PROBLEM: Pick out all lines in the listing holding the string "this" and copy them.

=-=-=

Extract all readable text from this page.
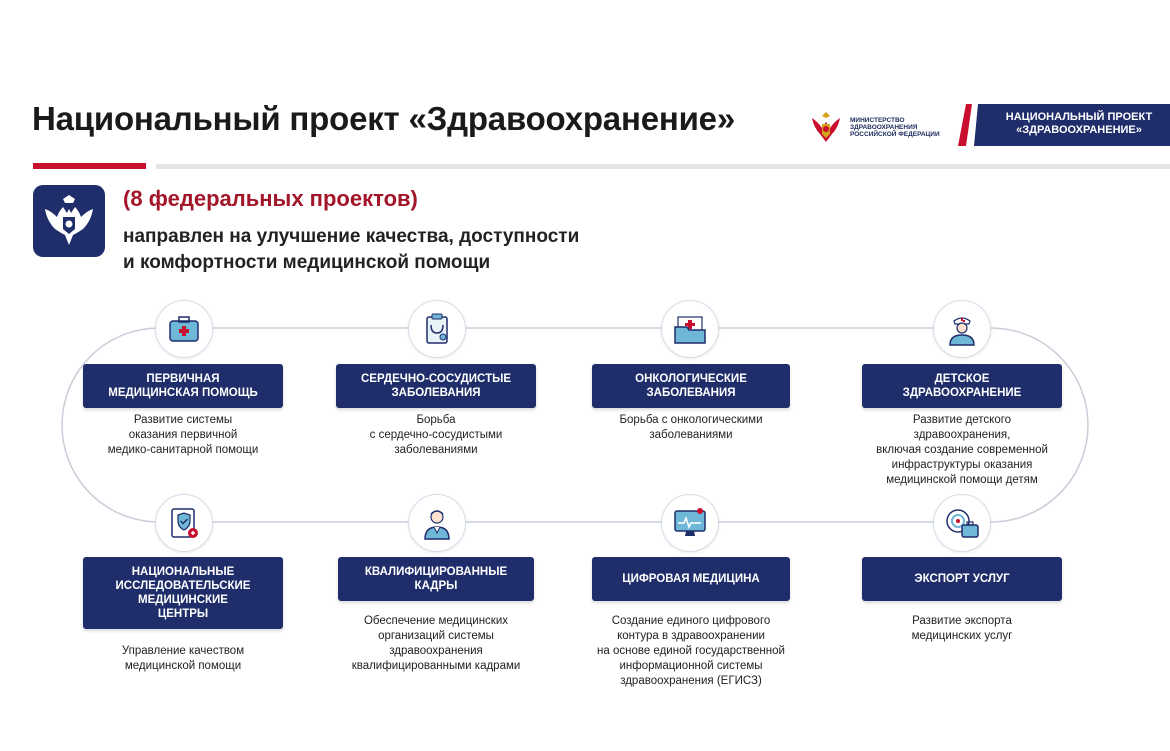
Национальный проект «Здравоохранение»	МИНИСТЕРСТВО
ЗДРАВООХРАНЕНИЯ
РОССИЙСКОЙ ФЕДЕРАЦИИ
НАЦИОНАЛЬНЫЙ ПРОЕКТ
«ЗДРАВООХРАНЕНИЕ»
(8 федеральных проектов)
направлен на улучшение качества, доступности
и комфортности медицинской помощи
ПЕРВИЧНАЯ
МЕДИЦИНСКАЯ ПОМОЩЬ
Развитие системы
оказания первичной
медико-санитарной помощи
СЕРДЕЧНО-СОСУДИСТЫЕ
ЗАБОЛЕВАНИЯ
Борьба
с сердечно-сосудистыми
заболеваниями
ОНКОЛОГИЧЕСКИЕ
ЗАБОЛЕВАНИЯ
Борьба с онкологическими
заболеваниями
ДЕТСКОЕ
ЗДРАВООХРАНЕНИЕ
Развитие детского
здравоохранения,
включая создание современной
инфраструктуры оказания
медицинской помощи детям
НАЦИОНАЛЬНЫЕ
ИССЛЕДОВАТЕЛЬСКИЕ
МЕДИЦИНСКИЕ
ЦЕНТРЫ
Управление качеством
медицинской помощи
КВАЛИФИЦИРОВАННЫЕ
КАДРЫ
Обеспечение медицинских
организаций системы
здравоохранения
квалифицированными кадрами
ЦИФРОВАЯ МЕДИЦИНА
Создание единого цифрового
контура в здравоохранении
на основе единой государственной
информационной системы
здравоохранения (ЕГИСЗ)
ЭКСПОРТ УСЛУГ
Развитие экспорта
медицинских услуг
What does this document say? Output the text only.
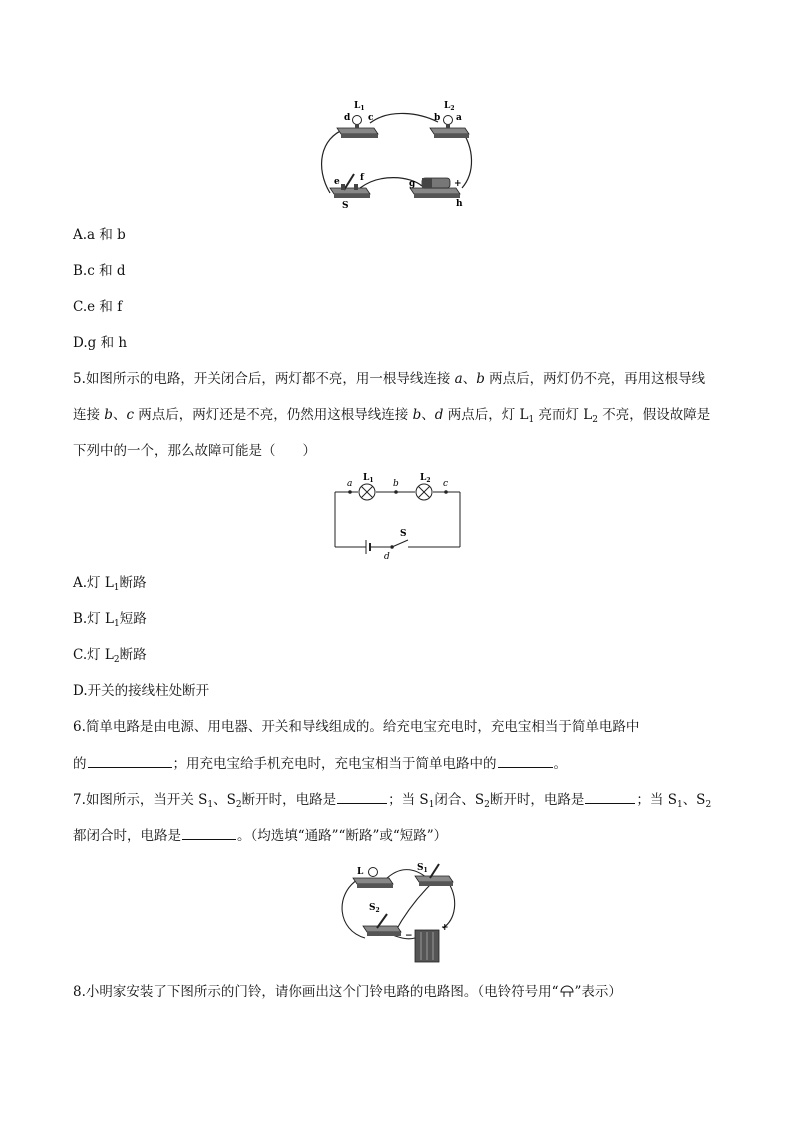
$L_1$	$L_2$
d c	b a
e f
g	+
S	h
A.a 和 b
B.c 和 d
C.e 和 f
D.g 和 h
5.如图所示的电路，开关闭合后，两灯都不亮，用一根导线连接 a、b 两点后，两灯仍不亮，再用这根导线
连接 b、c 两点后，两灯还是不亮，仍然用这根导线连接 b、d 两点后，灯 $L_1$ 亮而灯 $L_2$ 不亮，假设故障是
下列中的一个，那么故障可能是（　　）
a	b	c
d
$L_1$	$L_2$
S
A.灯 $L_1$断路
B.灯 $L_1$短路
C.灯 $L_2$断路
D.开关的接线柱处断开
6.简单电路是由电源、用电器、开关和导线组成的。给充电宝充电时，充电宝相当于简单电路中
的	；用充电宝给手机充电时，充电宝相当于简单电路中的	。
7.如图所示，当开关 $S_1$、$S_2$断开时，电路是	；当 $S_1$闭合、$S_2$断开时，电路是	；当 $S_1$、$S_2$
都闭合时，电路是	。（均选填“通路”“断路”或“短路”）
L	$S_1$
$S_2$
−
+
8.小明家安装了下图所示的门铃，请你画出这个门铃电路的电路图。（电铃符号用“ ”表示）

=-=-=

RIGHT ANSWER:
Extract all readable text from this page.
What does this document say? Output the text only.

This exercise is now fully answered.